• [EXERCISE TASK] Your task is to repeat the entries exactly. Leave the pictures out.

Figure contents as structured data:
--- Begin ---

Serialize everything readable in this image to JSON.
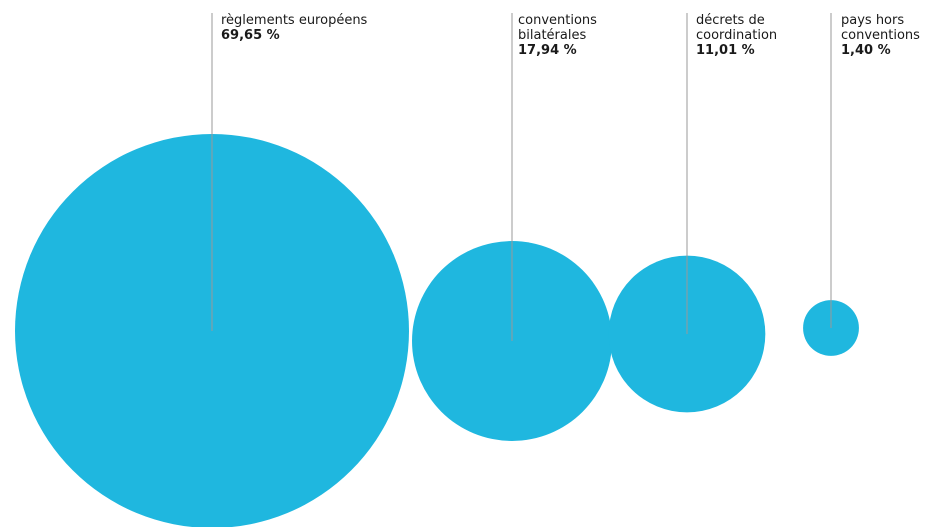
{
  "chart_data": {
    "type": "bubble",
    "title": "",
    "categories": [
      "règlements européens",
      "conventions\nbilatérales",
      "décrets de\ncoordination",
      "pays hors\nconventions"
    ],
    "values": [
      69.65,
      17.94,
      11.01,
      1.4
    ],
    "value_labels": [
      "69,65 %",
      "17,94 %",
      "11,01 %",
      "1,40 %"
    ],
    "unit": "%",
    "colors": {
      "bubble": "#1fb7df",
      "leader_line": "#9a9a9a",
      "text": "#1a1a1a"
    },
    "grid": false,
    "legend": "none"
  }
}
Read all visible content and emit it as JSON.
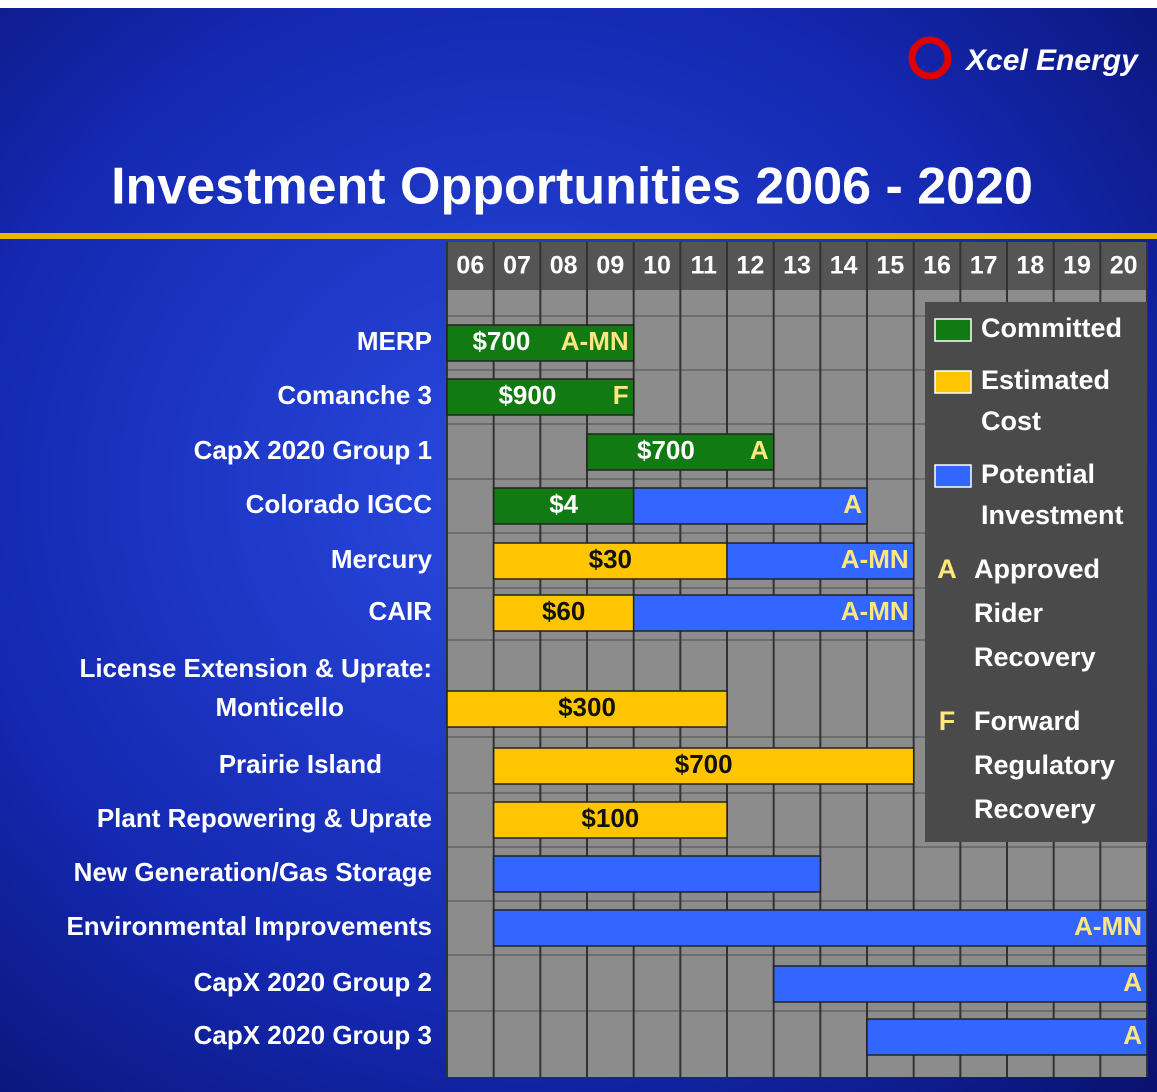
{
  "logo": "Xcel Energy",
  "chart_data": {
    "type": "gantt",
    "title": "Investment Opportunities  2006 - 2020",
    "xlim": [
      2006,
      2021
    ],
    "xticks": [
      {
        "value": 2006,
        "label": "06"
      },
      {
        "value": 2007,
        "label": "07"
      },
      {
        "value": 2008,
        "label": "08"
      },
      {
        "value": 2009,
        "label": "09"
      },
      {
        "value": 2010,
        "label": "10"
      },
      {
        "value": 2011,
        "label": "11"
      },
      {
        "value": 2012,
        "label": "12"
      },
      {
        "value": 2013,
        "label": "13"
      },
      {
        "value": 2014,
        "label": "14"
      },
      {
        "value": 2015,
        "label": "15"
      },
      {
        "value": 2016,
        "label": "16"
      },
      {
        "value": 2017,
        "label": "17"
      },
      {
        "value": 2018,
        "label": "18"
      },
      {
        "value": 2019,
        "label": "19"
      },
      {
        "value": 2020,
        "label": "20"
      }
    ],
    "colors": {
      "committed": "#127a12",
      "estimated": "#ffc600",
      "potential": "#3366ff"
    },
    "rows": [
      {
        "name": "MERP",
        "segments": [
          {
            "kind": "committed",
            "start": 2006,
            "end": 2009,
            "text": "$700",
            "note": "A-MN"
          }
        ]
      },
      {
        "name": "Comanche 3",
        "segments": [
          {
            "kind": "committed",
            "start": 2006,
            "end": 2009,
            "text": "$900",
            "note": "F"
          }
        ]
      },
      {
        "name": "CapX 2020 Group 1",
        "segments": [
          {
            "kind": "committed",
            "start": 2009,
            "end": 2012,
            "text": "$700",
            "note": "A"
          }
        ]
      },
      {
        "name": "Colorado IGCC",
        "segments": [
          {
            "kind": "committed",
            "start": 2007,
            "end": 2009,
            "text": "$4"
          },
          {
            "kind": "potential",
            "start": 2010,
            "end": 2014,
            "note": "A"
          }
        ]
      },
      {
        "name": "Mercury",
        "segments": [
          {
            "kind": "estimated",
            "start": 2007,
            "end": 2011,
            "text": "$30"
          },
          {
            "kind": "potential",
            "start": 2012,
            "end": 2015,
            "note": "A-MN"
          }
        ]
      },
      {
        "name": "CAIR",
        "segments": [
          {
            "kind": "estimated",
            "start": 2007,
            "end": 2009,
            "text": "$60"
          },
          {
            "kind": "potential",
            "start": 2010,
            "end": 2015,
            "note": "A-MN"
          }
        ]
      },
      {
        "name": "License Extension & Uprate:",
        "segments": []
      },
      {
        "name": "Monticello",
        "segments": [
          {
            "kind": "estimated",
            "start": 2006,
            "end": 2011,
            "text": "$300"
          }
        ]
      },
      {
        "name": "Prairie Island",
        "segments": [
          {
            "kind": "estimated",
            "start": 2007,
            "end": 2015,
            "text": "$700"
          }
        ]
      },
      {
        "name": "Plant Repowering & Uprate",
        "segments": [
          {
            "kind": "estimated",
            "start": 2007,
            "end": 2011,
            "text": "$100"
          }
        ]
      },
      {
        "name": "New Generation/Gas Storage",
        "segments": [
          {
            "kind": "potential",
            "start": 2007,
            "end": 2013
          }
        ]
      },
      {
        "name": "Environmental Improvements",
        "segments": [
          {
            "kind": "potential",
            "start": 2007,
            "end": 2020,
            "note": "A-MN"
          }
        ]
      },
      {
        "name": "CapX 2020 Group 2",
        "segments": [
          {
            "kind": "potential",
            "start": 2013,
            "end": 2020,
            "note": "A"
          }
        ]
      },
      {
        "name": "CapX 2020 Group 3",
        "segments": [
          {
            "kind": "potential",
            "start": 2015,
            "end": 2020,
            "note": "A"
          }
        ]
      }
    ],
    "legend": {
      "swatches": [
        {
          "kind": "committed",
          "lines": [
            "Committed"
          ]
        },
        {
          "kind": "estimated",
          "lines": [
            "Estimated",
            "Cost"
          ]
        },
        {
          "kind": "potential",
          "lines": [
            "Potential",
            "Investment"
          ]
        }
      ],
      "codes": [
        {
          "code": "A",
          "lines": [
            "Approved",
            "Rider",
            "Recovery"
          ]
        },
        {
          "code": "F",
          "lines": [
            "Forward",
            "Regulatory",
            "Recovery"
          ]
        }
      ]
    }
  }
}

--- End ---

• [EXERCISE ANSWER]
Serialize everything readable in this image to JSON.
{
  "chart_data": {
    "type": "bubble",
    "title": "",
    "categories": [
      "règlements européens",
      "conventions\nbilatérales",
      "décrets de\ncoordination",
      "pays hors\nconventions"
    ],
    "values": [
      69.65,
      17.94,
      11.01,
      1.4
    ],
    "value_labels": [
      "69,65 %",
      "17,94 %",
      "11,01 %",
      "1,40 %"
    ],
    "unit": "%",
    "colors": {
      "bubble": "#1fb7df",
      "leader_line": "#9a9a9a",
      "text": "#1a1a1a"
    },
    "grid": false,
    "legend": "none"
  }
}
Read all visible content and emit it as JSON.
{
  "logo": "Xcel Energy",
  "chart_data": {
    "type": "gantt",
    "title": "Investment Opportunities  2006 - 2020",
    "xlim": [
      2006,
      2021
    ],
    "xticks": [
      {
        "value": 2006,
        "label": "06"
      },
      {
        "value": 2007,
        "label": "07"
      },
      {
        "value": 2008,
        "label": "08"
      },
      {
        "value": 2009,
        "label": "09"
      },
      {
        "value": 2010,
        "label": "10"
      },
      {
        "value": 2011,
        "label": "11"
      },
      {
        "value": 2012,
        "label": "12"
      },
      {
        "value": 2013,
        "label": "13"
      },
      {
        "value": 2014,
        "label": "14"
      },
      {
        "value": 2015,
        "label": "15"
      },
      {
        "value": 2016,
        "label": "16"
      },
      {
        "value": 2017,
        "label": "17"
      },
      {
        "value": 2018,
        "label": "18"
      },
      {
        "value": 2019,
        "label": "19"
      },
      {
        "value": 2020,
        "label": "20"
      }
    ],
    "colors": {
      "committed": "#127a12",
      "estimated": "#ffc600",
      "potential": "#3366ff"
    },
    "rows": [
      {
        "name": "MERP",
        "segments": [
          {
            "kind": "committed",
            "start": 2006,
            "end": 2009,
            "text": "$700",
            "note": "A-MN"
          }
        ]
      },
      {
        "name": "Comanche 3",
        "segments": [
          {
            "kind": "committed",
            "start": 2006,
            "end": 2009,
            "text": "$900",
            "note": "F"
          }
        ]
      },
      {
        "name": "CapX 2020 Group 1",
        "segments": [
          {
            "kind": "committed",
            "start": 2009,
            "end": 2012,
            "text": "$700",
            "note": "A"
          }
        ]
      },
      {
        "name": "Colorado IGCC",
        "segments": [
          {
            "kind": "committed",
            "start": 2007,
            "end": 2009,
            "text": "$4"
          },
          {
            "kind": "potential",
            "start": 2010,
            "end": 2014,
            "note": "A"
          }
        ]
      },
      {
        "name": "Mercury",
        "segments": [
          {
            "kind": "estimated",
            "start": 2007,
            "end": 2011,
            "text": "$30"
          },
          {
            "kind": "potential",
            "start": 2012,
            "end": 2015,
            "note": "A-MN"
          }
        ]
      },
      {
        "name": "CAIR",
        "segments": [
          {
            "kind": "estimated",
            "start": 2007,
            "end": 2009,
            "text": "$60"
          },
          {
            "kind": "potential",
            "start": 2010,
            "end": 2015,
            "note": "A-MN"
          }
        ]
      },
      {
        "name": "License Extension & Uprate:",
        "segments": []
      },
      {
        "name": "Monticello",
        "segments": [
          {
            "kind": "estimated",
            "start": 2006,
            "end": 2011,
            "text": "$300"
          }
        ]
      },
      {
        "name": "Prairie Island",
        "segments": [
          {
            "kind": "estimated",
            "start": 2007,
            "end": 2015,
            "text": "$700"
          }
        ]
      },
      {
        "name": "Plant Repowering & Uprate",
        "segments": [
          {
            "kind": "estimated",
            "start": 2007,
            "end": 2011,
            "text": "$100"
          }
        ]
      },
      {
        "name": "New Generation/Gas Storage",
        "segments": [
          {
            "kind": "potential",
            "start": 2007,
            "end": 2013
          }
        ]
      },
      {
        "name": "Environmental Improvements",
        "segments": [
          {
            "kind": "potential",
            "start": 2007,
            "end": 2020,
            "note": "A-MN"
          }
        ]
      },
      {
        "name": "CapX 2020 Group 2",
        "segments": [
          {
            "kind": "potential",
            "start": 2013,
            "end": 2020,
            "note": "A"
          }
        ]
      },
      {
        "name": "CapX 2020 Group 3",
        "segments": [
          {
            "kind": "potential",
            "start": 2015,
            "end": 2020,
            "note": "A"
          }
        ]
      }
    ],
    "legend": {
      "swatches": [
        {
          "kind": "committed",
          "lines": [
            "Committed"
          ]
        },
        {
          "kind": "estimated",
          "lines": [
            "Estimated",
            "Cost"
          ]
        },
        {
          "kind": "potential",
          "lines": [
            "Potential",
            "Investment"
          ]
        }
      ],
      "codes": [
        {
          "code": "A",
          "lines": [
            "Approved",
            "Rider",
            "Recovery"
          ]
        },
        {
          "code": "F",
          "lines": [
            "Forward",
            "Regulatory",
            "Recovery"
          ]
        }
      ]
    }
  }
}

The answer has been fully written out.